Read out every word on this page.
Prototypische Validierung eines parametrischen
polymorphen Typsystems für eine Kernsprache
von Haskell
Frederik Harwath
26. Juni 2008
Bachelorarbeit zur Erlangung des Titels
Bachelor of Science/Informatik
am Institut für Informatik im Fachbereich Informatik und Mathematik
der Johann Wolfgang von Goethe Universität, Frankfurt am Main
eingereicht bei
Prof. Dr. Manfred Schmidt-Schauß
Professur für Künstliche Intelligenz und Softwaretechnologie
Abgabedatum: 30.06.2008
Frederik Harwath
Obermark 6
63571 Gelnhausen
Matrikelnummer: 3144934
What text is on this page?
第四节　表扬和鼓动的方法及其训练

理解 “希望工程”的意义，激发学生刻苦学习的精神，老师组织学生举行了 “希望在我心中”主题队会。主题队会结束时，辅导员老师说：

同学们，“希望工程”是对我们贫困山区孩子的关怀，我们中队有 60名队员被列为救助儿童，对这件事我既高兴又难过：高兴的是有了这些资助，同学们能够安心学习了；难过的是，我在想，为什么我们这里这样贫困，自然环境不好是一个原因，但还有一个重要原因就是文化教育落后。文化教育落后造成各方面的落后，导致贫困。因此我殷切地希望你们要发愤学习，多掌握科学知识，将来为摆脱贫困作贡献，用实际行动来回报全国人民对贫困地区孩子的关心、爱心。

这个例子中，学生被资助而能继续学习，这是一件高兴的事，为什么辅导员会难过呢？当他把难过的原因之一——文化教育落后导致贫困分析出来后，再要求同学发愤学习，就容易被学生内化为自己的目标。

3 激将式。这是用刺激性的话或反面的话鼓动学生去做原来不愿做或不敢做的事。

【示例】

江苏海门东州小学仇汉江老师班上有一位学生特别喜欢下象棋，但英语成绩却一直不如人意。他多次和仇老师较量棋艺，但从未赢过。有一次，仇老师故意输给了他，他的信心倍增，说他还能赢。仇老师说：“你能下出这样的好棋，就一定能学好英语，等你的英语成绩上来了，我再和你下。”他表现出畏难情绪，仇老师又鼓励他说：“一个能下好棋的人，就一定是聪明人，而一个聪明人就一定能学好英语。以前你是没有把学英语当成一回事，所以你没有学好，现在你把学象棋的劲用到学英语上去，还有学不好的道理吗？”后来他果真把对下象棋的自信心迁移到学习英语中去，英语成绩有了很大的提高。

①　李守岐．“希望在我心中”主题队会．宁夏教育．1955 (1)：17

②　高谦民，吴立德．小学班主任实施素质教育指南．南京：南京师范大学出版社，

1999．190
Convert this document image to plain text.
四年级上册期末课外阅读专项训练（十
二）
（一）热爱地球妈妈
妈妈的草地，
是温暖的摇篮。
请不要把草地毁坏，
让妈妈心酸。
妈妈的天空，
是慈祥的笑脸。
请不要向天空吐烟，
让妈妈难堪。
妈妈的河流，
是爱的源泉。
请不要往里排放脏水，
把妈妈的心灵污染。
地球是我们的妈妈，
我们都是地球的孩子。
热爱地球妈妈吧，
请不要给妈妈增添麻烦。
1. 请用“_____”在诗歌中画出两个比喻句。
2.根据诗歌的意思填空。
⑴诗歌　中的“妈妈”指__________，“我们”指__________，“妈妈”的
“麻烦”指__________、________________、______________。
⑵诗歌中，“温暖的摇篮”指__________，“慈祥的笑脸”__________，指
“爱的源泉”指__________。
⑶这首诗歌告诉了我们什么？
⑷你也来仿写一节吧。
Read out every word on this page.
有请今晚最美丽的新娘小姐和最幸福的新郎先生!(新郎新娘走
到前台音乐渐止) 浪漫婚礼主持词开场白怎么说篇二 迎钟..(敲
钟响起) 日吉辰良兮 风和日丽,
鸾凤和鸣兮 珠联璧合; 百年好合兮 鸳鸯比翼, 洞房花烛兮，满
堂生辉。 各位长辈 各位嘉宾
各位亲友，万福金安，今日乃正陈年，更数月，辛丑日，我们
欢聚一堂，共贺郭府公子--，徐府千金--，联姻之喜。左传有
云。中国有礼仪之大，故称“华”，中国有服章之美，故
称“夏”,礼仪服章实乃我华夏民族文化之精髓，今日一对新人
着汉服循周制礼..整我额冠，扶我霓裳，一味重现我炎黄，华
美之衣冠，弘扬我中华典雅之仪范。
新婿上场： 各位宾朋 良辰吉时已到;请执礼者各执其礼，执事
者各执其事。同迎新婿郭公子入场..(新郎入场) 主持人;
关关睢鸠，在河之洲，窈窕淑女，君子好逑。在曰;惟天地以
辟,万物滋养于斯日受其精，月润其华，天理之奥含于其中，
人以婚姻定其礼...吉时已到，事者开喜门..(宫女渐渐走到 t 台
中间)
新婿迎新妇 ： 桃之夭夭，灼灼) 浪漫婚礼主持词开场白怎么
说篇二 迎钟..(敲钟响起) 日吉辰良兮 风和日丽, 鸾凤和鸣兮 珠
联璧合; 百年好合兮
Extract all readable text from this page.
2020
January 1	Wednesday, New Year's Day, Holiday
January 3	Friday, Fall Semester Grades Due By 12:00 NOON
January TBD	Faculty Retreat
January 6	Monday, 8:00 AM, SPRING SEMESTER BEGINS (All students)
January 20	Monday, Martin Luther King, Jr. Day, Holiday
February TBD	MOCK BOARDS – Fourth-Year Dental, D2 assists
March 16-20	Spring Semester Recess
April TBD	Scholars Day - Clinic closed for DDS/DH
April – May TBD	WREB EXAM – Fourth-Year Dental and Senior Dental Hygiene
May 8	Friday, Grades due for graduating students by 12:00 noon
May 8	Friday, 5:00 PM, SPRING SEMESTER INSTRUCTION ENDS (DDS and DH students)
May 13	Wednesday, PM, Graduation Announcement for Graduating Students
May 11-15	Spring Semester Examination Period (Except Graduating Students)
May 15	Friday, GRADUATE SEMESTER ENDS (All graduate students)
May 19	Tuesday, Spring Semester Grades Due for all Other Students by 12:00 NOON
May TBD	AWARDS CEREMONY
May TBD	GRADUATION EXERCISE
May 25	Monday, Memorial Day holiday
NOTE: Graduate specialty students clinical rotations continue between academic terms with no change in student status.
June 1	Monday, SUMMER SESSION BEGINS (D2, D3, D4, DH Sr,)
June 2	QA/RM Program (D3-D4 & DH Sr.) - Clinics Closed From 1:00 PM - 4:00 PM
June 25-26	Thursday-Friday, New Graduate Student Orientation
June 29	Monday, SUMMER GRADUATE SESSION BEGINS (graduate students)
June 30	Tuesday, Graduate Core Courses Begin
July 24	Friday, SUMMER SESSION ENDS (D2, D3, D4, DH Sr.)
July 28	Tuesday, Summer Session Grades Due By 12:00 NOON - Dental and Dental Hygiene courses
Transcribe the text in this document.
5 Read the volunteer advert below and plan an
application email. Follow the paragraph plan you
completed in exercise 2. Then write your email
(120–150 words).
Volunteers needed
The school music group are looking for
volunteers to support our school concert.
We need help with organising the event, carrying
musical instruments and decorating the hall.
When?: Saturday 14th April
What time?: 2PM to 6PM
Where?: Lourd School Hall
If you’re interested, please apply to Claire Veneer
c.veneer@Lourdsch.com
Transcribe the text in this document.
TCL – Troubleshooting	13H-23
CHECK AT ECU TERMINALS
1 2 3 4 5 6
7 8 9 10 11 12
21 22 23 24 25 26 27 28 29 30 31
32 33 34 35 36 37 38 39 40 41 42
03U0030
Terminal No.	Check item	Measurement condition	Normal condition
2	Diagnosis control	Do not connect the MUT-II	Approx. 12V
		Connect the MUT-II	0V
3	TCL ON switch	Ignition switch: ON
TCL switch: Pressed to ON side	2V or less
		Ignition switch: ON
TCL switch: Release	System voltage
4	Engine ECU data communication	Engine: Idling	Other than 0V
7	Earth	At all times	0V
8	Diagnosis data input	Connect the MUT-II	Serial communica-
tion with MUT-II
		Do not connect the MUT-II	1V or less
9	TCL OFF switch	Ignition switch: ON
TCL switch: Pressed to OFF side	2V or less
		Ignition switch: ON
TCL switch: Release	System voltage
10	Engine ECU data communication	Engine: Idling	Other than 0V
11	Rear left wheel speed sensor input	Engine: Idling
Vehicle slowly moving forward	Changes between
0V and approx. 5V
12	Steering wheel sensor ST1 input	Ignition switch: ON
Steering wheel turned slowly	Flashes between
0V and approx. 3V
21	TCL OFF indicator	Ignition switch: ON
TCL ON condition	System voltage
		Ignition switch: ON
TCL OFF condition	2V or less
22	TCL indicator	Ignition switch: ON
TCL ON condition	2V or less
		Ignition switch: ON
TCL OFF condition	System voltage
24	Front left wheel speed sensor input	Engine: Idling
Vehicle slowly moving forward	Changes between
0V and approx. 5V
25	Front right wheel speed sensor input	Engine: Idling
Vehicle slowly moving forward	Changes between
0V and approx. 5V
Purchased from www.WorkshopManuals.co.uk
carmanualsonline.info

_What is required_. Which lines hold the word "Idling"? Copy every one of them.

_Finished answer_.
4	Engine ECU data communication	Engine: Idling	Other than 0V
10	Engine ECU data communication	Engine: Idling	Other than 0V
11	Rear left wheel speed sensor input	Engine: Idling
24	Front left wheel speed sensor input	Engine: Idling
25	Front right wheel speed sensor input	Engine: Idling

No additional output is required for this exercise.